*TASK DESCRIPTION*: Go through the listing below and list every line with "automáticamente".
----- ROWS
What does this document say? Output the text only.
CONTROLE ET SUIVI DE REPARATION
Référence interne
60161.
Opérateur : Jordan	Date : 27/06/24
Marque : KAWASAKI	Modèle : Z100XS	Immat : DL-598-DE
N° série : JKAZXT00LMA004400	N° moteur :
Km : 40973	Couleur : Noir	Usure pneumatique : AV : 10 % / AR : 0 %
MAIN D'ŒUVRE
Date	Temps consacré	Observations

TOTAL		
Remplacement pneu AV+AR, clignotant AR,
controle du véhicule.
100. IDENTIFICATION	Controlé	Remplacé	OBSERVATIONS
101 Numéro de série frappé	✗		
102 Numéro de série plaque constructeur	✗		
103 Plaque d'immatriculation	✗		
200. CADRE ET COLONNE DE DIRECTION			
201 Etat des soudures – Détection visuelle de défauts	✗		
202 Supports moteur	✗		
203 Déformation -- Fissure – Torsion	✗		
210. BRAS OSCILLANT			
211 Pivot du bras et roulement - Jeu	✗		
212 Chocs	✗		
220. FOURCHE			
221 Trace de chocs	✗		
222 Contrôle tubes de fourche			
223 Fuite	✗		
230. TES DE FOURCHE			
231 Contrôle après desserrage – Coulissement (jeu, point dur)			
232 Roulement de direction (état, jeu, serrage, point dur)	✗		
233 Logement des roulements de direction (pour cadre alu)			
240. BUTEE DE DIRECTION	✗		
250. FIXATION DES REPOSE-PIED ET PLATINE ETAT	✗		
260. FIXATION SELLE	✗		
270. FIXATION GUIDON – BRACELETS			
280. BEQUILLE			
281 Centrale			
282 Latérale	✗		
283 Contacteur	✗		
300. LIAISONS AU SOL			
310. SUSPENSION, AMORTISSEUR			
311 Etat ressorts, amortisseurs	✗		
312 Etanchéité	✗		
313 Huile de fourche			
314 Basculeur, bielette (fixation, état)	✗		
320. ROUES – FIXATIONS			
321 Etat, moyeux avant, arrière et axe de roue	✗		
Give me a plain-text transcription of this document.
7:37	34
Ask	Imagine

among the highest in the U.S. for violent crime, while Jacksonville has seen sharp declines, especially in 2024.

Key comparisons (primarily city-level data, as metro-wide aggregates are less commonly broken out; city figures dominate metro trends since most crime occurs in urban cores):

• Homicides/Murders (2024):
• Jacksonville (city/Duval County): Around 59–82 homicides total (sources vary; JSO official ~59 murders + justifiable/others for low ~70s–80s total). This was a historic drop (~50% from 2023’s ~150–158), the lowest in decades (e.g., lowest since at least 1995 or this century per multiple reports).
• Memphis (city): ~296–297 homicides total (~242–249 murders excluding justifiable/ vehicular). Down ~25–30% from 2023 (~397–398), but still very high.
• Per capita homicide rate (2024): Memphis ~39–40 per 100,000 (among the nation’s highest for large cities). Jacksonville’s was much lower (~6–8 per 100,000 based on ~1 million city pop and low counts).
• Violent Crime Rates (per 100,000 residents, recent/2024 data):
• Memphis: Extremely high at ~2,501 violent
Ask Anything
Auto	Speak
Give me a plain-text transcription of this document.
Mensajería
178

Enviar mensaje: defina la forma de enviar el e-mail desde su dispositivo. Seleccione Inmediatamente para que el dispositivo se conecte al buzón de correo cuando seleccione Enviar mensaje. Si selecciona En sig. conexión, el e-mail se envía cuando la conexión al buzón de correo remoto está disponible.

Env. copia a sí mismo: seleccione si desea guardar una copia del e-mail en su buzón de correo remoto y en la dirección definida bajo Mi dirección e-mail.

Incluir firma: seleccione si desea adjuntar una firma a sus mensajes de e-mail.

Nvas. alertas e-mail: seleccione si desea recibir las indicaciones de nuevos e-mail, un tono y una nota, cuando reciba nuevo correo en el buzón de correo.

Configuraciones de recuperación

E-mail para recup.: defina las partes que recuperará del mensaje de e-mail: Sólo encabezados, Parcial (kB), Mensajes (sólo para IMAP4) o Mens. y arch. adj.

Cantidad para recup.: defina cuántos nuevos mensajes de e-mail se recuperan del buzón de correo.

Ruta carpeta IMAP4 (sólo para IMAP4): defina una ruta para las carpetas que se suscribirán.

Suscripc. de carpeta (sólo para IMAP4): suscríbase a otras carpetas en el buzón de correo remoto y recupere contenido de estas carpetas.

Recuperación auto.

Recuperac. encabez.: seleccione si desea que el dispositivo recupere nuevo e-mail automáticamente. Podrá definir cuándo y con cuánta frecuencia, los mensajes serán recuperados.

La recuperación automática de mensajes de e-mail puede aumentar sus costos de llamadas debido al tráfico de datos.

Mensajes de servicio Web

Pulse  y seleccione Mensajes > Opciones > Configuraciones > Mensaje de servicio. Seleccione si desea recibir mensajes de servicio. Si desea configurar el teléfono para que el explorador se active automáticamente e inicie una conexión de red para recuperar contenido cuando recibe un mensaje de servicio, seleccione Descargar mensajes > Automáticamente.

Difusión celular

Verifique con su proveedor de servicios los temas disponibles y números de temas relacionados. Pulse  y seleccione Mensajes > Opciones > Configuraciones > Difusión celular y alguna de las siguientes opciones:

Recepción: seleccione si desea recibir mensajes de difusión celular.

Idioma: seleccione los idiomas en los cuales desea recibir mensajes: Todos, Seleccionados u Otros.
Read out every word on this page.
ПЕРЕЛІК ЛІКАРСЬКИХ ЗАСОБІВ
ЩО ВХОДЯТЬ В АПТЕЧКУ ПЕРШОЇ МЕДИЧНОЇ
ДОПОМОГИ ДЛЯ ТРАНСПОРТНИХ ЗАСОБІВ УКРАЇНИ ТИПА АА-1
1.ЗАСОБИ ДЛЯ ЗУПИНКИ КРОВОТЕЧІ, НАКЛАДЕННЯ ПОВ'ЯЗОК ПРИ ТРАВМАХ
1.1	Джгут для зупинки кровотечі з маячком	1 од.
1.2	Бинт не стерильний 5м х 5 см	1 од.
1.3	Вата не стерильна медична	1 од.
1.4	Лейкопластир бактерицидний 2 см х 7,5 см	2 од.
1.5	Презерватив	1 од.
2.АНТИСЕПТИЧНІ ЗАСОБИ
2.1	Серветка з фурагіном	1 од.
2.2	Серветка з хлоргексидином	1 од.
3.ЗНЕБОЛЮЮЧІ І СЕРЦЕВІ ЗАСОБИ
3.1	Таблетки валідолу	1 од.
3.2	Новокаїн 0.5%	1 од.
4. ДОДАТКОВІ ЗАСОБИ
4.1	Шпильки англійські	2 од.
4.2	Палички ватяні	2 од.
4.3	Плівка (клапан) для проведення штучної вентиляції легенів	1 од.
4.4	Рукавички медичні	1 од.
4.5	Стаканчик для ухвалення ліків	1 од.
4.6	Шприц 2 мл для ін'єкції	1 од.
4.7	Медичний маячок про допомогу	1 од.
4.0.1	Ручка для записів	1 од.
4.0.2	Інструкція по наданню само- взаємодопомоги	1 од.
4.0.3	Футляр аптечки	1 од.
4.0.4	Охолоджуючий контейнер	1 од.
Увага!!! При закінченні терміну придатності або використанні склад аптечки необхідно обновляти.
----------
*ANSWER TO THE EXERCISE*:
Recuperac. encabez.: seleccione si desea que el dispositivo recupere nuevo e-mail automáticamente. Podrá definir cuándo y con cuánta frecuencia, los mensajes serán recuperados.
Pulse  y seleccione Mensajes > Opciones > Configuraciones > Mensaje de servicio. Seleccione si desea recibir mensajes de servicio. Si desea configurar el teléfono para que el explorador se active automáticamente e inicie una conexión de red para recuperar contenido cuando recibe un mensaje de servicio, seleccione Descargar mensajes > Automáticamente.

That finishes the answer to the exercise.